Start of DATA LISTING
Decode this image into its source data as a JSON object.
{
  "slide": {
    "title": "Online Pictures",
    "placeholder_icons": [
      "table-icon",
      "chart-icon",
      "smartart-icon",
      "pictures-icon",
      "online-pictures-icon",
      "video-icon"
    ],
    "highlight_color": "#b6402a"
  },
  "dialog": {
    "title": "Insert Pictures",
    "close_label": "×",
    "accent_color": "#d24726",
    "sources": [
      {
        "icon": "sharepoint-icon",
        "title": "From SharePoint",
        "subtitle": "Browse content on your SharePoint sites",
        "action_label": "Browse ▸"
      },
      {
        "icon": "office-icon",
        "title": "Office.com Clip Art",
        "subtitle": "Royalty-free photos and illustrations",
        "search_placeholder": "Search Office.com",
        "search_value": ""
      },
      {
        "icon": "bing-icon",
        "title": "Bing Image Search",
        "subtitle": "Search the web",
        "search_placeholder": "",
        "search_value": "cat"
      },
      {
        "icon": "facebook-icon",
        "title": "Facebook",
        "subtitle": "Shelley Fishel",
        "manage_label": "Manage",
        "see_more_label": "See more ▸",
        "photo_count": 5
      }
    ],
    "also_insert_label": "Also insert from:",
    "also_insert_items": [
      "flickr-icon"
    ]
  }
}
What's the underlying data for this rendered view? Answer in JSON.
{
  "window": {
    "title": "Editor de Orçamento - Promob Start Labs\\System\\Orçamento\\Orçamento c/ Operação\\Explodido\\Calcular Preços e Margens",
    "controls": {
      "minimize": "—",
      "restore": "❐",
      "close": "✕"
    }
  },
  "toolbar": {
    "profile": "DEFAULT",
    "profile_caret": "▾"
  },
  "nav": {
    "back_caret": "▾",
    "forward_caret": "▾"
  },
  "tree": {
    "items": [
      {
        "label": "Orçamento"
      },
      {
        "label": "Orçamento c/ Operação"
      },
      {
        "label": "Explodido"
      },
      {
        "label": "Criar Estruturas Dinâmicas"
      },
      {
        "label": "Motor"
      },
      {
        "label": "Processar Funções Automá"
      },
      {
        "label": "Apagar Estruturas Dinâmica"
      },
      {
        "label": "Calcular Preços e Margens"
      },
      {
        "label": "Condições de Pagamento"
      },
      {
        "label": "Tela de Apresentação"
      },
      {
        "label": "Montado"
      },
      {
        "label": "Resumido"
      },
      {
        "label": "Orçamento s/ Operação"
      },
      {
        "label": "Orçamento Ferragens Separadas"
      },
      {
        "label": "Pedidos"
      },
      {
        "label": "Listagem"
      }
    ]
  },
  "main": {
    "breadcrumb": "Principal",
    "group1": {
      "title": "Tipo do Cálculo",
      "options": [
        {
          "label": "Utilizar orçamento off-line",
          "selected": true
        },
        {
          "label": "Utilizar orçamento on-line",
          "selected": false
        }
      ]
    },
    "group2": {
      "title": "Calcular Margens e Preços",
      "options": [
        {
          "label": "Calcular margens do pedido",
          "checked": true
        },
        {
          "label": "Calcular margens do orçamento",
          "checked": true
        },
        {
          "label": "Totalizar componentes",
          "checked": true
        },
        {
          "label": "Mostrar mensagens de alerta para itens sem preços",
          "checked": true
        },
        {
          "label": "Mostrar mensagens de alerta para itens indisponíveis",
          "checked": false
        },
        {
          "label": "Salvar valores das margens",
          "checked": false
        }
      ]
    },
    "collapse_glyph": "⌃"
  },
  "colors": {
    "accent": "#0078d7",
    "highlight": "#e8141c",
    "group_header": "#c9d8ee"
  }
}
End of DATA LISTING
* PROBLEM REQUIREMENTS
All the entries above need to be reproduced exactly.

* SOLUTION TO THIS TASK
Decode this image into its source data as a JSON object.
{
  "slide": {
    "title": "Online Pictures",
    "placeholder_icons": [
      "table-icon",
      "chart-icon",
      "smartart-icon",
      "pictures-icon",
      "online-pictures-icon",
      "video-icon"
    ],
    "highlight_color": "#b6402a"
  },
  "dialog": {
    "title": "Insert Pictures",
    "close_label": "×",
    "accent_color": "#d24726",
    "sources": [
      {
        "icon": "sharepoint-icon",
        "title": "From SharePoint",
        "subtitle": "Browse content on your SharePoint sites",
        "action_label": "Browse ▸"
      },
      {
        "icon": "office-icon",
        "title": "Office.com Clip Art",
        "subtitle": "Royalty-free photos and illustrations",
        "search_placeholder": "Search Office.com",
        "search_value": ""
      },
      {
        "icon": "bing-icon",
        "title": "Bing Image Search",
        "subtitle": "Search the web",
        "search_placeholder": "",
        "search_value": "cat"
      },
      {
        "icon": "facebook-icon",
        "title": "Facebook",
        "subtitle": "Shelley Fishel",
        "manage_label": "Manage",
        "see_more_label": "See more ▸",
        "photo_count": 5
      }
    ],
    "also_insert_label": "Also insert from:",
    "also_insert_items": [
      "flickr-icon"
    ]
  }
}
What's the underlying data for this rendered view? Answer in JSON.
{
  "window": {
    "title": "Editor de Orçamento - Promob Start Labs\\System\\Orçamento\\Orçamento c/ Operação\\Explodido\\Calcular Preços e Margens",
    "controls": {
      "minimize": "—",
      "restore": "❐",
      "close": "✕"
    }
  },
  "toolbar": {
    "profile": "DEFAULT",
    "profile_caret": "▾"
  },
  "nav": {
    "back_caret": "▾",
    "forward_caret": "▾"
  },
  "tree": {
    "items": [
      {
        "label": "Orçamento"
      },
      {
        "label": "Orçamento c/ Operação"
      },
      {
        "label": "Explodido"
      },
      {
        "label": "Criar Estruturas Dinâmicas"
      },
      {
        "label": "Motor"
      },
      {
        "label": "Processar Funções Automá"
      },
      {
        "label": "Apagar Estruturas Dinâmica"
      },
      {
        "label": "Calcular Preços e Margens"
      },
      {
        "label": "Condições de Pagamento"
      },
      {
        "label": "Tela de Apresentação"
      },
      {
        "label": "Montado"
      },
      {
        "label": "Resumido"
      },
      {
        "label": "Orçamento s/ Operação"
      },
      {
        "label": "Orçamento Ferragens Separadas"
      },
      {
        "label": "Pedidos"
      },
      {
        "label": "Listagem"
      }
    ]
  },
  "main": {
    "breadcrumb": "Principal",
    "group1": {
      "title": "Tipo do Cálculo",
      "options": [
        {
          "label": "Utilizar orçamento off-line",
          "selected": true
        },
        {
          "label": "Utilizar orçamento on-line",
          "selected": false
        }
      ]
    },
    "group2": {
      "title": "Calcular Margens e Preços",
      "options": [
        {
          "label": "Calcular margens do pedido",
          "checked": true
        },
        {
          "label": "Calcular margens do orçamento",
          "checked": true
        },
        {
          "label": "Totalizar componentes",
          "checked": true
        },
        {
          "label": "Mostrar mensagens de alerta para itens sem preços",
          "checked": true
        },
        {
          "label": "Mostrar mensagens de alerta para itens indisponíveis",
          "checked": false
        },
        {
          "label": "Salvar valores das margens",
          "checked": false
        }
      ]
    },
    "collapse_glyph": "⌃"
  },
  "colors": {
    "accent": "#0078d7",
    "highlight": "#e8141c",
    "group_header": "#c9d8ee"
  }
}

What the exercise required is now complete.